§ **GIVEN EXERCISE**:
Please write out the complete listing that follows, exactly as it reads.

Figure record listings
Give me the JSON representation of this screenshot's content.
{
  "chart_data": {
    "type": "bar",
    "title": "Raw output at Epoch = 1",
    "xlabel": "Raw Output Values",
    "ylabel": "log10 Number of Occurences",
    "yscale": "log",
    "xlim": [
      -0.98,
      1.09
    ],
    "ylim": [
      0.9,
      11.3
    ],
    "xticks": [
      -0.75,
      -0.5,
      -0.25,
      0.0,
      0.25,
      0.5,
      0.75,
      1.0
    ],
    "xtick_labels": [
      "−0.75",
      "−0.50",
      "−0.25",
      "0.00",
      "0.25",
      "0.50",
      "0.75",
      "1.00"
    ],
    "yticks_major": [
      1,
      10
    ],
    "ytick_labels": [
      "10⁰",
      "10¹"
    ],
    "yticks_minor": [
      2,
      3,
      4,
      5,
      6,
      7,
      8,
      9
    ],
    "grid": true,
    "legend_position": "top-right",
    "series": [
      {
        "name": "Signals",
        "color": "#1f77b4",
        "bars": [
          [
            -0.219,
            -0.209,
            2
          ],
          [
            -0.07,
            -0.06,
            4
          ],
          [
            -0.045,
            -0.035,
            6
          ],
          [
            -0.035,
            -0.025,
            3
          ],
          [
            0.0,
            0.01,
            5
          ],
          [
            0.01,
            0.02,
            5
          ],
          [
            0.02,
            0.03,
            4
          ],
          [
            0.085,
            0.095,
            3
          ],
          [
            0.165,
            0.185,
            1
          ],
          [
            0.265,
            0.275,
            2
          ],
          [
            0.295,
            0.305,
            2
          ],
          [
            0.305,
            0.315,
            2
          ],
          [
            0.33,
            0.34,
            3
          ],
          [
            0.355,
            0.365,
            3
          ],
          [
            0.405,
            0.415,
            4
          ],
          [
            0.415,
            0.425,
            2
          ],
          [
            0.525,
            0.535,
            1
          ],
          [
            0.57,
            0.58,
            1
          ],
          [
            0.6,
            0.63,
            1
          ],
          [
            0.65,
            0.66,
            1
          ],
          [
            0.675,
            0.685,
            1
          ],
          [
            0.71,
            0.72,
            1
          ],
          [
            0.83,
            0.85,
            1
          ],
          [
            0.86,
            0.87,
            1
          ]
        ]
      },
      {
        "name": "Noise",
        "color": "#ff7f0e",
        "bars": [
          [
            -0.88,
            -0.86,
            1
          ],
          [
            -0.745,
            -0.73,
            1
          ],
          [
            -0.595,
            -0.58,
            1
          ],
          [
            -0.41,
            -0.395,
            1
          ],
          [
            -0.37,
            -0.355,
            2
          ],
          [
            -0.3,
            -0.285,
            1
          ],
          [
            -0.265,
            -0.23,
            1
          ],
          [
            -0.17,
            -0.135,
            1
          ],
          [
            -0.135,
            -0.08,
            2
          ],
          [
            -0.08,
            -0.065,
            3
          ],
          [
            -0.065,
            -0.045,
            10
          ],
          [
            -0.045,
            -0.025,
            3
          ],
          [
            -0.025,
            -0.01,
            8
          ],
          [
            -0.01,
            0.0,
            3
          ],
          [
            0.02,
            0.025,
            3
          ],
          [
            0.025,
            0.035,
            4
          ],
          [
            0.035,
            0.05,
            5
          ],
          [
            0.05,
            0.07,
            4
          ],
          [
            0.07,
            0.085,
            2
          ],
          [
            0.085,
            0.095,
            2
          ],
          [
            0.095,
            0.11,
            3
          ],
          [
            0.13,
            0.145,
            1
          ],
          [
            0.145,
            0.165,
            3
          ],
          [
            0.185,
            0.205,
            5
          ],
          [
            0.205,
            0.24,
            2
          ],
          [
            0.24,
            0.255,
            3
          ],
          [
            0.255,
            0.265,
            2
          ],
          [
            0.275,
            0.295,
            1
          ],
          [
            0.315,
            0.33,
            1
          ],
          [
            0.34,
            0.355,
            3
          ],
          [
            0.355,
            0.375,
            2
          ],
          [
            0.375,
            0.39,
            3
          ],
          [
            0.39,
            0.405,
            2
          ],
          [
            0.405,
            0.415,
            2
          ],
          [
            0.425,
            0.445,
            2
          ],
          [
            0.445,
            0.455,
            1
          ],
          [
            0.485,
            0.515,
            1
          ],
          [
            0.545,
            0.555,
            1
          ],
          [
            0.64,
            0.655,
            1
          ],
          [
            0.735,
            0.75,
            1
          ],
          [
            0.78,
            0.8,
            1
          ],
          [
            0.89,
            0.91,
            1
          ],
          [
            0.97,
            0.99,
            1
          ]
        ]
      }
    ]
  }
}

§ **EXERCISE ANSWER**:
Give me the JSON representation of this screenshot's content.
{
  "chart_data": {
    "type": "bar",
    "title": "Raw output at Epoch = 1",
    "xlabel": "Raw Output Values",
    "ylabel": "log10 Number of Occurences",
    "yscale": "log",
    "xlim": [
      -0.98,
      1.09
    ],
    "ylim": [
      0.9,
      11.3
    ],
    "xticks": [
      -0.75,
      -0.5,
      -0.25,
      0.0,
      0.25,
      0.5,
      0.75,
      1.0
    ],
    "xtick_labels": [
      "−0.75",
      "−0.50",
      "−0.25",
      "0.00",
      "0.25",
      "0.50",
      "0.75",
      "1.00"
    ],
    "yticks_major": [
      1,
      10
    ],
    "ytick_labels": [
      "10⁰",
      "10¹"
    ],
    "yticks_minor": [
      2,
      3,
      4,
      5,
      6,
      7,
      8,
      9
    ],
    "grid": true,
    "legend_position": "top-right",
    "series": [
      {
        "name": "Signals",
        "color": "#1f77b4",
        "bars": [
          [
            -0.219,
            -0.209,
            2
          ],
          [
            -0.07,
            -0.06,
            4
          ],
          [
            -0.045,
            -0.035,
            6
          ],
          [
            -0.035,
            -0.025,
            3
          ],
          [
            0.0,
            0.01,
            5
          ],
          [
            0.01,
            0.02,
            5
          ],
          [
            0.02,
            0.03,
            4
          ],
          [
            0.085,
            0.095,
            3
          ],
          [
            0.165,
            0.185,
            1
          ],
          [
            0.265,
            0.275,
            2
          ],
          [
            0.295,
            0.305,
            2
          ],
          [
            0.305,
            0.315,
            2
          ],
          [
            0.33,
            0.34,
            3
          ],
          [
            0.355,
            0.365,
            3
          ],
          [
            0.405,
            0.415,
            4
          ],
          [
            0.415,
            0.425,
            2
          ],
          [
            0.525,
            0.535,
            1
          ],
          [
            0.57,
            0.58,
            1
          ],
          [
            0.6,
            0.63,
            1
          ],
          [
            0.65,
            0.66,
            1
          ],
          [
            0.675,
            0.685,
            1
          ],
          [
            0.71,
            0.72,
            1
          ],
          [
            0.83,
            0.85,
            1
          ],
          [
            0.86,
            0.87,
            1
          ]
        ]
      },
      {
        "name": "Noise",
        "color": "#ff7f0e",
        "bars": [
          [
            -0.88,
            -0.86,
            1
          ],
          [
            -0.745,
            -0.73,
            1
          ],
          [
            -0.595,
            -0.58,
            1
          ],
          [
            -0.41,
            -0.395,
            1
          ],
          [
            -0.37,
            -0.355,
            2
          ],
          [
            -0.3,
            -0.285,
            1
          ],
          [
            -0.265,
            -0.23,
            1
          ],
          [
            -0.17,
            -0.135,
            1
          ],
          [
            -0.135,
            -0.08,
            2
          ],
          [
            -0.08,
            -0.065,
            3
          ],
          [
            -0.065,
            -0.045,
            10
          ],
          [
            -0.045,
            -0.025,
            3
          ],
          [
            -0.025,
            -0.01,
            8
          ],
          [
            -0.01,
            0.0,
            3
          ],
          [
            0.02,
            0.025,
            3
          ],
          [
            0.025,
            0.035,
            4
          ],
          [
            0.035,
            0.05,
            5
          ],
          [
            0.05,
            0.07,
            4
          ],
          [
            0.07,
            0.085,
            2
          ],
          [
            0.085,
            0.095,
            2
          ],
          [
            0.095,
            0.11,
            3
          ],
          [
            0.13,
            0.145,
            1
          ],
          [
            0.145,
            0.165,
            3
          ],
          [
            0.185,
            0.205,
            5
          ],
          [
            0.205,
            0.24,
            2
          ],
          [
            0.24,
            0.255,
            3
          ],
          [
            0.255,
            0.265,
            2
          ],
          [
            0.275,
            0.295,
            1
          ],
          [
            0.315,
            0.33,
            1
          ],
          [
            0.34,
            0.355,
            3
          ],
          [
            0.355,
            0.375,
            2
          ],
          [
            0.375,
            0.39,
            3
          ],
          [
            0.39,
            0.405,
            2
          ],
          [
            0.405,
            0.415,
            2
          ],
          [
            0.425,
            0.445,
            2
          ],
          [
            0.445,
            0.455,
            1
          ],
          [
            0.485,
            0.515,
            1
          ],
          [
            0.545,
            0.555,
            1
          ],
          [
            0.64,
            0.655,
            1
          ],
          [
            0.735,
            0.75,
            1
          ],
          [
            0.78,
            0.8,
            1
          ],
          [
            0.89,
            0.91,
            1
          ],
          [
            0.97,
            0.99,
            1
          ]
        ]
      }
    ]
  }
}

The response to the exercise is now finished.